# Exercise materials
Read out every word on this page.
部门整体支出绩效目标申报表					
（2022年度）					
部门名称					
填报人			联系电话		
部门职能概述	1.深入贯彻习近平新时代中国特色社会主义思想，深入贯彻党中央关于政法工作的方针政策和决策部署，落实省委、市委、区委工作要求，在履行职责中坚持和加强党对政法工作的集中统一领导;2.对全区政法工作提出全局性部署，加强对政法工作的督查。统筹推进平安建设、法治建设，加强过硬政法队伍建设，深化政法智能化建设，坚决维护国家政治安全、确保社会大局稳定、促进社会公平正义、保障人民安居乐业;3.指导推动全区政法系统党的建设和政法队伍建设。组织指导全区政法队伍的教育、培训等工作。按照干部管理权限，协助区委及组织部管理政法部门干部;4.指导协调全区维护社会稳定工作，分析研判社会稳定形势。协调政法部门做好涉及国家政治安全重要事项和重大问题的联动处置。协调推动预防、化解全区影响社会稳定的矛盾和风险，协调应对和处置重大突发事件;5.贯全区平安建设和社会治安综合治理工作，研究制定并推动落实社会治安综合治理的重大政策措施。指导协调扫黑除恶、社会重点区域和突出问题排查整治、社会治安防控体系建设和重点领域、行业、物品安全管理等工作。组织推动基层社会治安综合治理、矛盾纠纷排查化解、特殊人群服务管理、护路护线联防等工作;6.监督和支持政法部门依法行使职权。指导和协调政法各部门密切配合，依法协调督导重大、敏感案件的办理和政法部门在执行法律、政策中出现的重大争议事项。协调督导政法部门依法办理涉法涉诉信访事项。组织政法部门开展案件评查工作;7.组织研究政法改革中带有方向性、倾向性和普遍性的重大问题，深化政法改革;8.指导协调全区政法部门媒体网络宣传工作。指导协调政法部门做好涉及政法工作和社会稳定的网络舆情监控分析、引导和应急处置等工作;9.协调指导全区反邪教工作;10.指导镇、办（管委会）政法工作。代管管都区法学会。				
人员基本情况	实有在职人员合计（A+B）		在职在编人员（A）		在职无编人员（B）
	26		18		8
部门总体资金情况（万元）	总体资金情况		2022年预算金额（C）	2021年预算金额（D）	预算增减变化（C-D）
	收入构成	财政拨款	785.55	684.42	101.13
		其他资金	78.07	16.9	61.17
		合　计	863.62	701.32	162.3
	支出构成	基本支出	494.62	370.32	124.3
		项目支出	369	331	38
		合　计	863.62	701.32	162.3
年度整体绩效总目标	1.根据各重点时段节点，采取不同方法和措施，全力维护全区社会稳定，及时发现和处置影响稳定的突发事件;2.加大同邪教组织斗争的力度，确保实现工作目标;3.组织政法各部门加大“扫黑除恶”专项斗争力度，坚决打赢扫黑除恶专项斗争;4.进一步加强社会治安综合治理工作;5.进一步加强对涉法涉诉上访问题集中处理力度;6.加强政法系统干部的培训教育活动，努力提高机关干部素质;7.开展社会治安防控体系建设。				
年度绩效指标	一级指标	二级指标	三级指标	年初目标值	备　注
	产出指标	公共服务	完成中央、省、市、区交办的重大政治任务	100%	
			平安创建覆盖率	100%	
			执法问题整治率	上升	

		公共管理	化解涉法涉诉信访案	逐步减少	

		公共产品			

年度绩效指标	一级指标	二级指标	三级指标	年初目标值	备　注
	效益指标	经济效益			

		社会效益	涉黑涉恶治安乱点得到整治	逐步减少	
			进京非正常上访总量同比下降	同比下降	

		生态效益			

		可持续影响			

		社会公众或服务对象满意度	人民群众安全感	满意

# Problem statement
Return the whole listing exactly.

# Written reply
Read out every word on this page.
部门整体支出绩效目标申报表					
（2022年度）					
部门名称					
填报人			联系电话		
部门职能概述	1.深入贯彻习近平新时代中国特色社会主义思想，深入贯彻党中央关于政法工作的方针政策和决策部署，落实省委、市委、区委工作要求，在履行职责中坚持和加强党对政法工作的集中统一领导;2.对全区政法工作提出全局性部署，加强对政法工作的督查。统筹推进平安建设、法治建设，加强过硬政法队伍建设，深化政法智能化建设，坚决维护国家政治安全、确保社会大局稳定、促进社会公平正义、保障人民安居乐业;3.指导推动全区政法系统党的建设和政法队伍建设。组织指导全区政法队伍的教育、培训等工作。按照干部管理权限，协助区委及组织部管理政法部门干部;4.指导协调全区维护社会稳定工作，分析研判社会稳定形势。协调政法部门做好涉及国家政治安全重要事项和重大问题的联动处置。协调推动预防、化解全区影响社会稳定的矛盾和风险，协调应对和处置重大突发事件;5.贯全区平安建设和社会治安综合治理工作，研究制定并推动落实社会治安综合治理的重大政策措施。指导协调扫黑除恶、社会重点区域和突出问题排查整治、社会治安防控体系建设和重点领域、行业、物品安全管理等工作。组织推动基层社会治安综合治理、矛盾纠纷排查化解、特殊人群服务管理、护路护线联防等工作;6.监督和支持政法部门依法行使职权。指导和协调政法各部门密切配合，依法协调督导重大、敏感案件的办理和政法部门在执行法律、政策中出现的重大争议事项。协调督导政法部门依法办理涉法涉诉信访事项。组织政法部门开展案件评查工作;7.组织研究政法改革中带有方向性、倾向性和普遍性的重大问题，深化政法改革;8.指导协调全区政法部门媒体网络宣传工作。指导协调政法部门做好涉及政法工作和社会稳定的网络舆情监控分析、引导和应急处置等工作;9.协调指导全区反邪教工作;10.指导镇、办（管委会）政法工作。代管管都区法学会。				
人员基本情况	实有在职人员合计（A+B）		在职在编人员（A）		在职无编人员（B）
	26		18		8
部门总体资金情况（万元）	总体资金情况		2022年预算金额（C）	2021年预算金额（D）	预算增减变化（C-D）
	收入构成	财政拨款	785.55	684.42	101.13
		其他资金	78.07	16.9	61.17
		合　计	863.62	701.32	162.3
	支出构成	基本支出	494.62	370.32	124.3
		项目支出	369	331	38
		合　计	863.62	701.32	162.3
年度整体绩效总目标	1.根据各重点时段节点，采取不同方法和措施，全力维护全区社会稳定，及时发现和处置影响稳定的突发事件;2.加大同邪教组织斗争的力度，确保实现工作目标;3.组织政法各部门加大“扫黑除恶”专项斗争力度，坚决打赢扫黑除恶专项斗争;4.进一步加强社会治安综合治理工作;5.进一步加强对涉法涉诉上访问题集中处理力度;6.加强政法系统干部的培训教育活动，努力提高机关干部素质;7.开展社会治安防控体系建设。				
年度绩效指标	一级指标	二级指标	三级指标	年初目标值	备　注
	产出指标	公共服务	完成中央、省、市、区交办的重大政治任务	100%	
			平安创建覆盖率	100%	
			执法问题整治率	上升	

		公共管理	化解涉法涉诉信访案	逐步减少	

		公共产品			

年度绩效指标	一级指标	二级指标	三级指标	年初目标值	备　注
	效益指标	经济效益			

		社会效益	涉黑涉恶治安乱点得到整治	逐步减少	
			进京非正常上访总量同比下降	同比下降	

		生态效益			

		可持续影响			

		社会公众或服务对象满意度	人民群众安全感	满意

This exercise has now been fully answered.